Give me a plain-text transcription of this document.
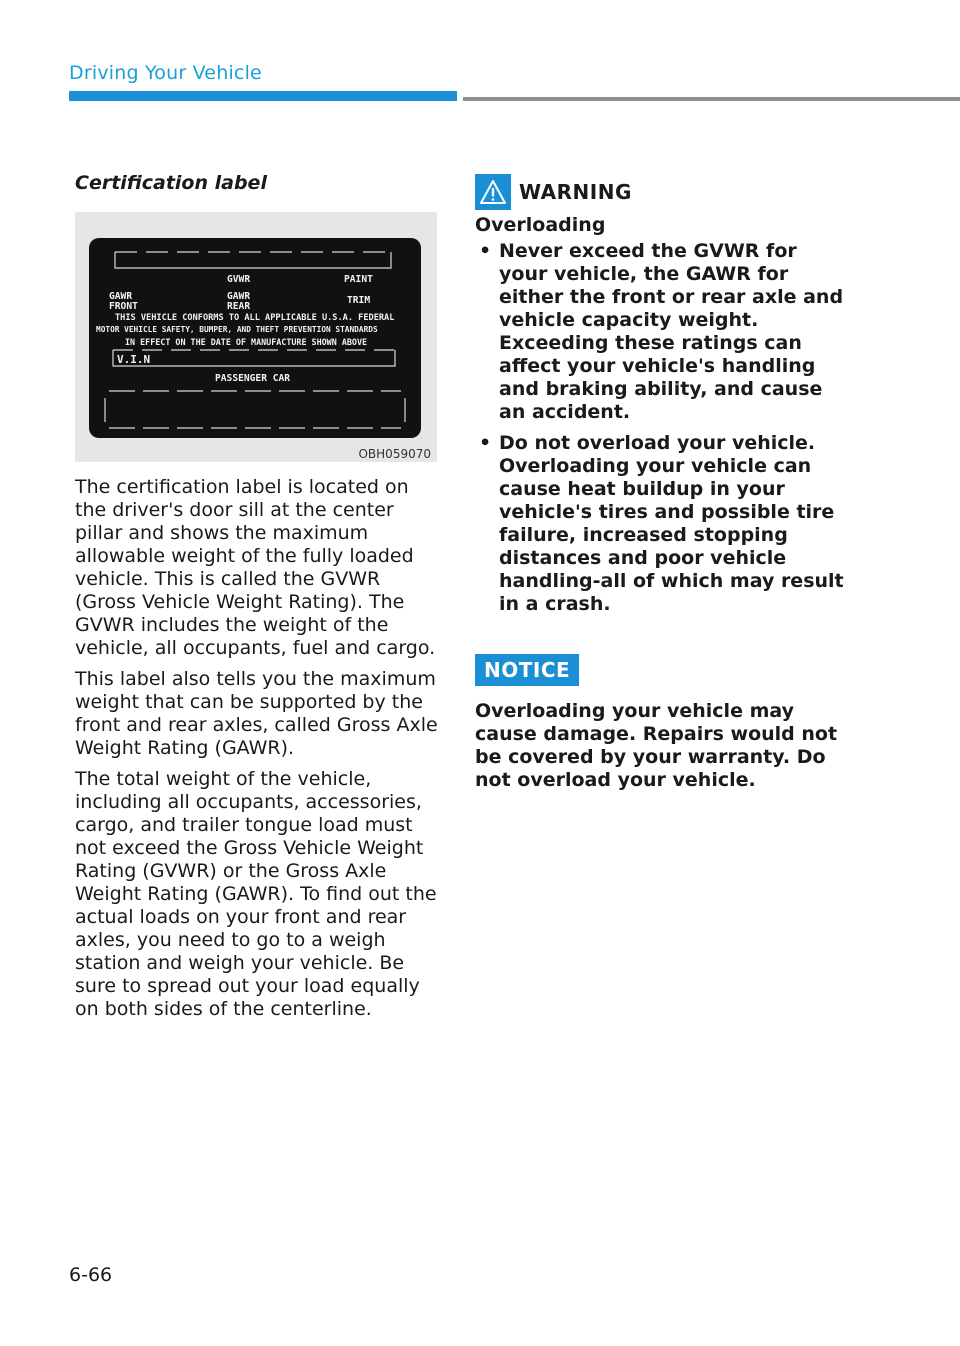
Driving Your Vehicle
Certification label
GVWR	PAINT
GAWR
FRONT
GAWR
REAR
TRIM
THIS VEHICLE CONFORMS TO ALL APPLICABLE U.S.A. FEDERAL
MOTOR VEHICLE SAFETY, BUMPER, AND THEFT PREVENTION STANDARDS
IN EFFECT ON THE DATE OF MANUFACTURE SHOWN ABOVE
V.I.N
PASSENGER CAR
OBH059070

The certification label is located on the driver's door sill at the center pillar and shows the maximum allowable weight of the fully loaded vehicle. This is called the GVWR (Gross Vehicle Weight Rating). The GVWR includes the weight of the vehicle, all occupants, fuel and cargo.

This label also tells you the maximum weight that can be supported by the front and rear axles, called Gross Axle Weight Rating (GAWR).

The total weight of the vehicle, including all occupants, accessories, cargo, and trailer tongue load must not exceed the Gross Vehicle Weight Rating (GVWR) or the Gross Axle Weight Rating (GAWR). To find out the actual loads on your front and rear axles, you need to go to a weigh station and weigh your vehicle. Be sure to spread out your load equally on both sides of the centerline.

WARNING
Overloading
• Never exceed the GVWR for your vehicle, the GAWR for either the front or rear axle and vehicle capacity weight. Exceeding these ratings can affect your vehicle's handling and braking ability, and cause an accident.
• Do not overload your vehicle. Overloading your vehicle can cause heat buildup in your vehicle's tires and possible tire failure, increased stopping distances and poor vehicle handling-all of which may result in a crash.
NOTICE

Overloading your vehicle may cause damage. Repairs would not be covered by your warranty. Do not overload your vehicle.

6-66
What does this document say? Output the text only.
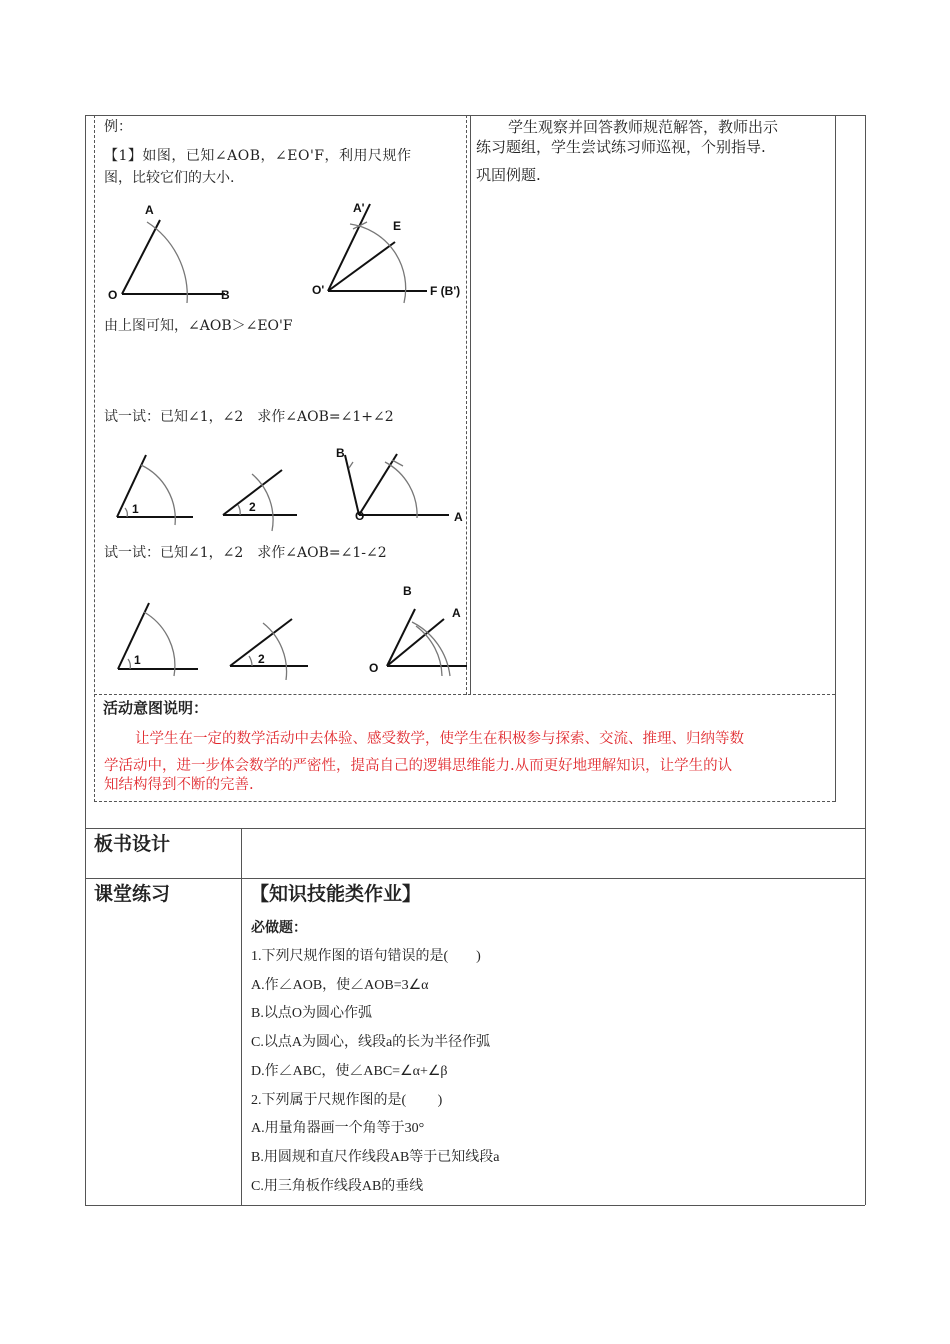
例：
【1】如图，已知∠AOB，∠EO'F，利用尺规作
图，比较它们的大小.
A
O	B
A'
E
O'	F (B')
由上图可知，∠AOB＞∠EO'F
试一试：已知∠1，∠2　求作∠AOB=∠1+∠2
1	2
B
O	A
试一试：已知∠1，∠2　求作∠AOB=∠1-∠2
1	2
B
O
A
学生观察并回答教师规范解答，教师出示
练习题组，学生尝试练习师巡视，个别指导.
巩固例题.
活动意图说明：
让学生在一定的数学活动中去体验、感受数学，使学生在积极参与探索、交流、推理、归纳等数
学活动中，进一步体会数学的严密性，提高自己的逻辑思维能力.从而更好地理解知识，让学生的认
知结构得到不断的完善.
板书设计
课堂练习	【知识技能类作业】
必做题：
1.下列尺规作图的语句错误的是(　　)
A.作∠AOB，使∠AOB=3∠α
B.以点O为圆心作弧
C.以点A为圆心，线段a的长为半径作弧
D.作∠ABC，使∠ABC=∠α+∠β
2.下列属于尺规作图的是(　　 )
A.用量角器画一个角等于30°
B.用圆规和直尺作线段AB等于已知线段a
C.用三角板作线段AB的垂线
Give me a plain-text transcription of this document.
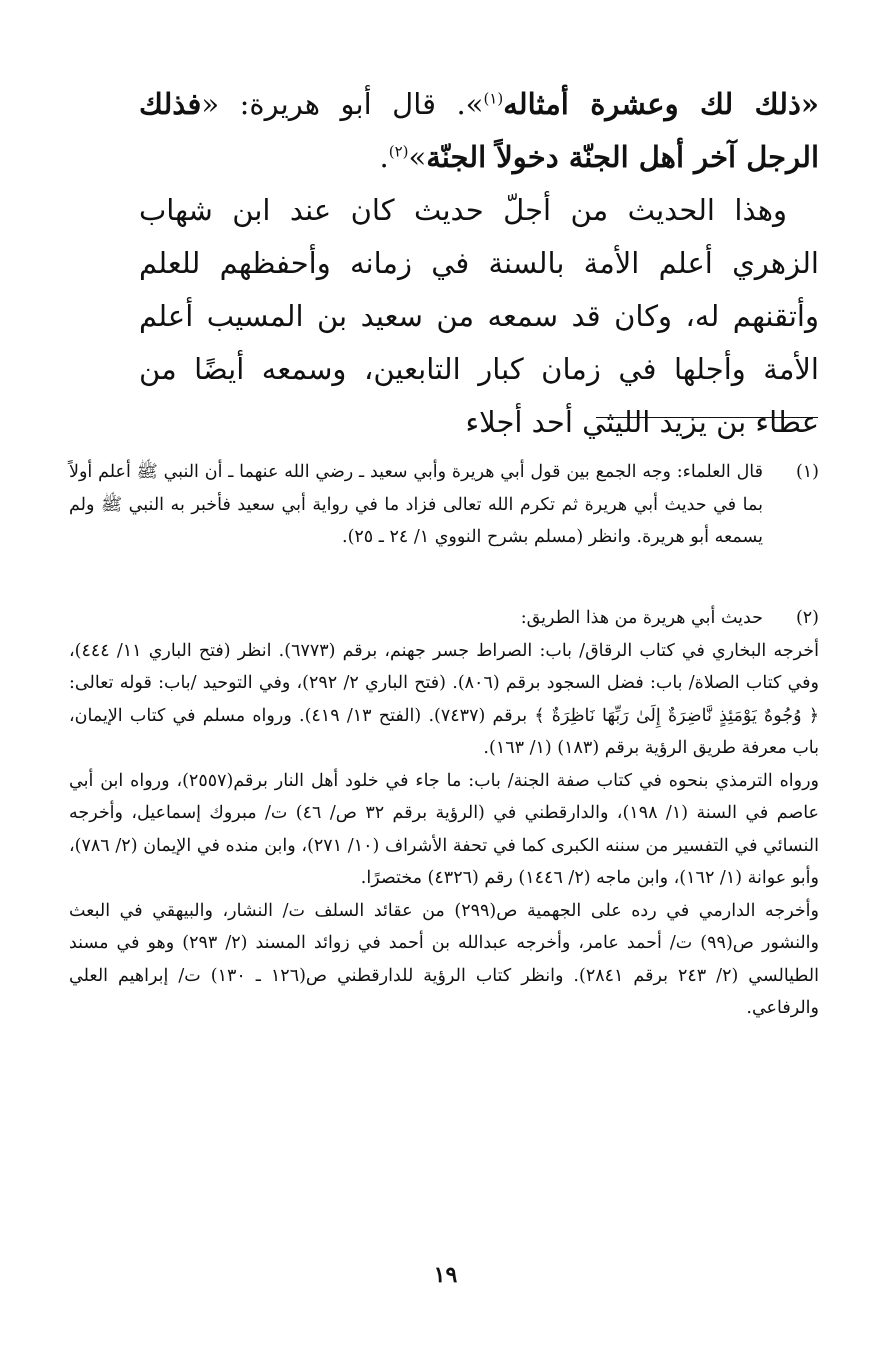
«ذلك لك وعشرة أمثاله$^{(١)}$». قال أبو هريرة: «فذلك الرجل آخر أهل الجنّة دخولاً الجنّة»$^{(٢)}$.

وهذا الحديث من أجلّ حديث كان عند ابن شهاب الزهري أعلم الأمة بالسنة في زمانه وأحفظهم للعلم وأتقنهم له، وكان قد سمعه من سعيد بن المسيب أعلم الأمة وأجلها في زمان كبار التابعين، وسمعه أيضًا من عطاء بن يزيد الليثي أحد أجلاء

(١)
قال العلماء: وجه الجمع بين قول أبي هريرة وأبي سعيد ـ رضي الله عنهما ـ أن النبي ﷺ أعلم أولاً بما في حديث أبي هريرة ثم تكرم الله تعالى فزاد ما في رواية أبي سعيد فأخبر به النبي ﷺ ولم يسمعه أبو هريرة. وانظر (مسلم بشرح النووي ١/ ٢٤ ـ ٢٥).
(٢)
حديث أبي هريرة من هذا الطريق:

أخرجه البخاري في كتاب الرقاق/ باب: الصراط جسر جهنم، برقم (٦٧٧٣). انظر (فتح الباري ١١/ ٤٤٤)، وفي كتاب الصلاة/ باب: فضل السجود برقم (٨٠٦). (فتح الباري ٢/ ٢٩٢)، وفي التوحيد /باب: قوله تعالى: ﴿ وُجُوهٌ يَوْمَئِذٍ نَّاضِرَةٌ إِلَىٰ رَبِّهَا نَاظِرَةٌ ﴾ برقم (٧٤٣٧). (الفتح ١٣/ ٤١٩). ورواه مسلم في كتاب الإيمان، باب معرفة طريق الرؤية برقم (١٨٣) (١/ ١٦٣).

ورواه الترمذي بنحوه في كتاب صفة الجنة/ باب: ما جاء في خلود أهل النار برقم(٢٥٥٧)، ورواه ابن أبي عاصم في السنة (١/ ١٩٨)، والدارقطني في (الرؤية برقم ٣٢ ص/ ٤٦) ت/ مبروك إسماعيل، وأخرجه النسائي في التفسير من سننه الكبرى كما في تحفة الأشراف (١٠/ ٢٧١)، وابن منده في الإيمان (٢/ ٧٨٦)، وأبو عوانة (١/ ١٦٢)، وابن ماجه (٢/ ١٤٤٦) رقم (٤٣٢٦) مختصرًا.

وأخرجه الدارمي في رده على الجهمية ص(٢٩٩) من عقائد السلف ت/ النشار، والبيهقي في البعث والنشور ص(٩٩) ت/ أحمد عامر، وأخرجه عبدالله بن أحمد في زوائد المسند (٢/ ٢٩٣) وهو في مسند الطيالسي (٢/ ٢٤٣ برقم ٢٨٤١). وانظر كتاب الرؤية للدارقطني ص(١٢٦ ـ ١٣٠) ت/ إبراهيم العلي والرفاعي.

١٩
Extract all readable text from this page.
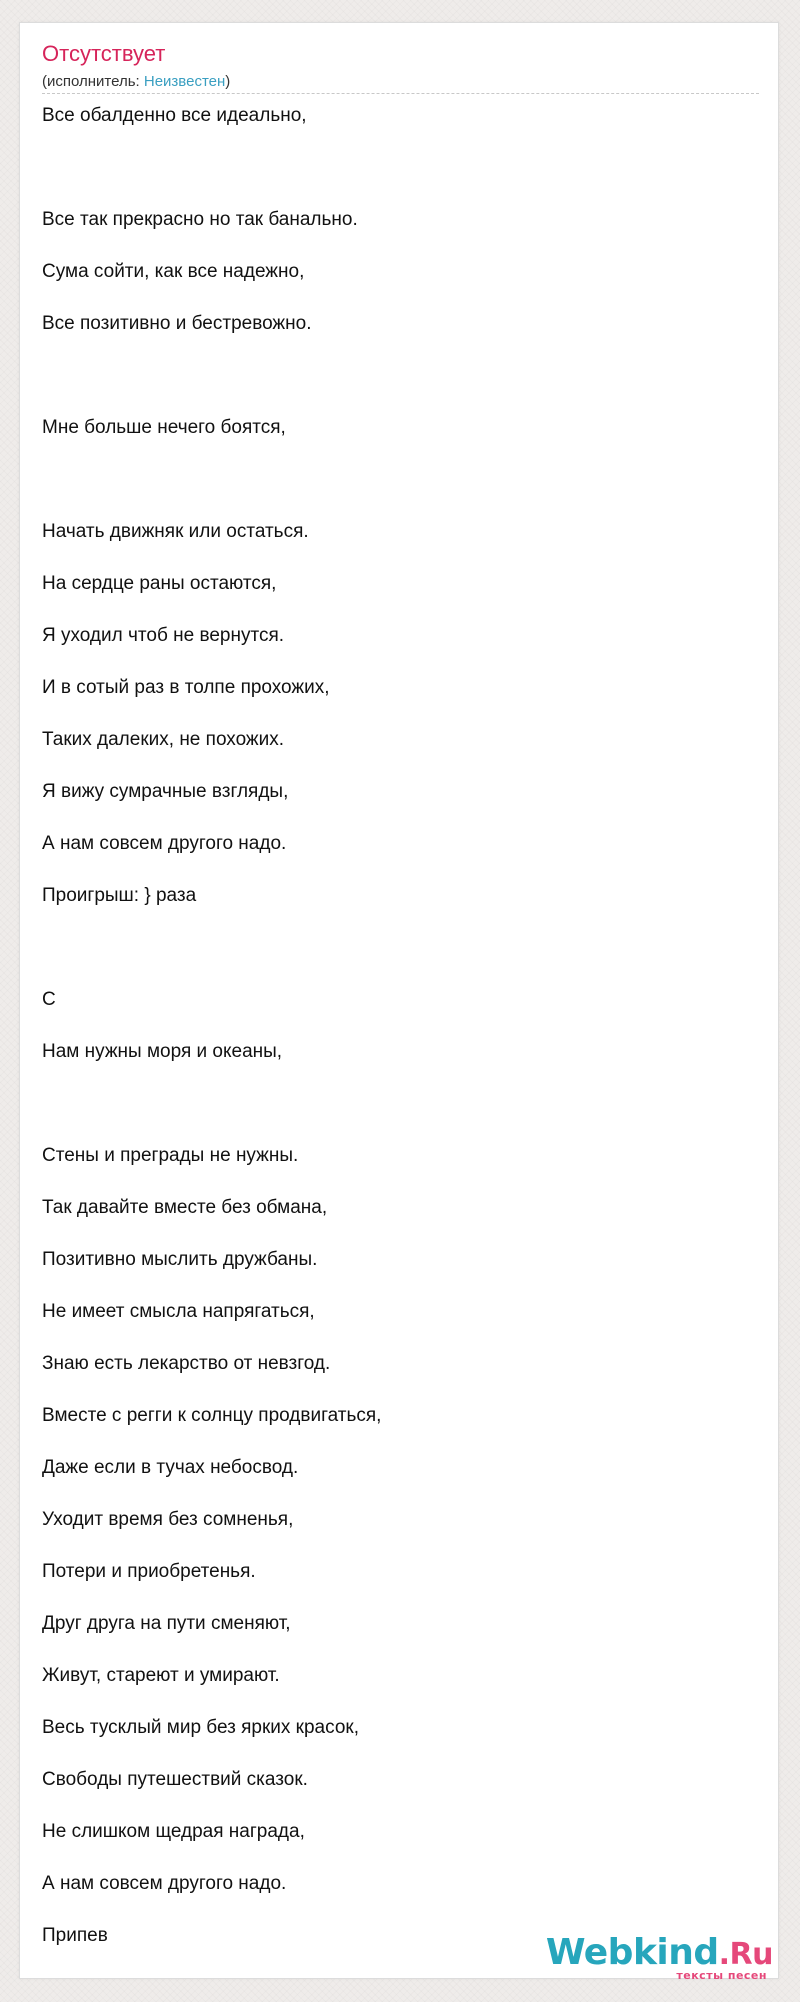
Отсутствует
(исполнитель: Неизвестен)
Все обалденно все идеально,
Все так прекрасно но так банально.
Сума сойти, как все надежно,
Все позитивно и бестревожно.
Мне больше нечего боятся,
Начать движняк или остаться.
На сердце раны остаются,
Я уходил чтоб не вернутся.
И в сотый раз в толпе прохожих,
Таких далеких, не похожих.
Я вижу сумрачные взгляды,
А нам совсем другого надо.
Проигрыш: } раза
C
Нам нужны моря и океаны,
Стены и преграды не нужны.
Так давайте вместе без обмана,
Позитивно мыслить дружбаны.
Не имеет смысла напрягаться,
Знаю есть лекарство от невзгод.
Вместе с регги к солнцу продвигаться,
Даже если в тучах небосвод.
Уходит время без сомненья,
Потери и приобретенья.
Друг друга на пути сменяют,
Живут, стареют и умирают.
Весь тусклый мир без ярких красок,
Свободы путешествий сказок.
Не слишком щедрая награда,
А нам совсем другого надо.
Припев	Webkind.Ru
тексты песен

■ Given problem:
Using the records above, find and show each line with the string "called".

■ Solved problem:
The certification label is located on the driver's door sill at the center pillar and shows the maximum allowable weight of the fully loaded vehicle. This is called the GVWR (Gross Vehicle Weight Rating). The GVWR includes the weight of the vehicle, all occupants, fuel and cargo.
This label also tells you the maximum weight that can be supported by the front and rear axles, called Gross Axle Weight Rating (GAWR).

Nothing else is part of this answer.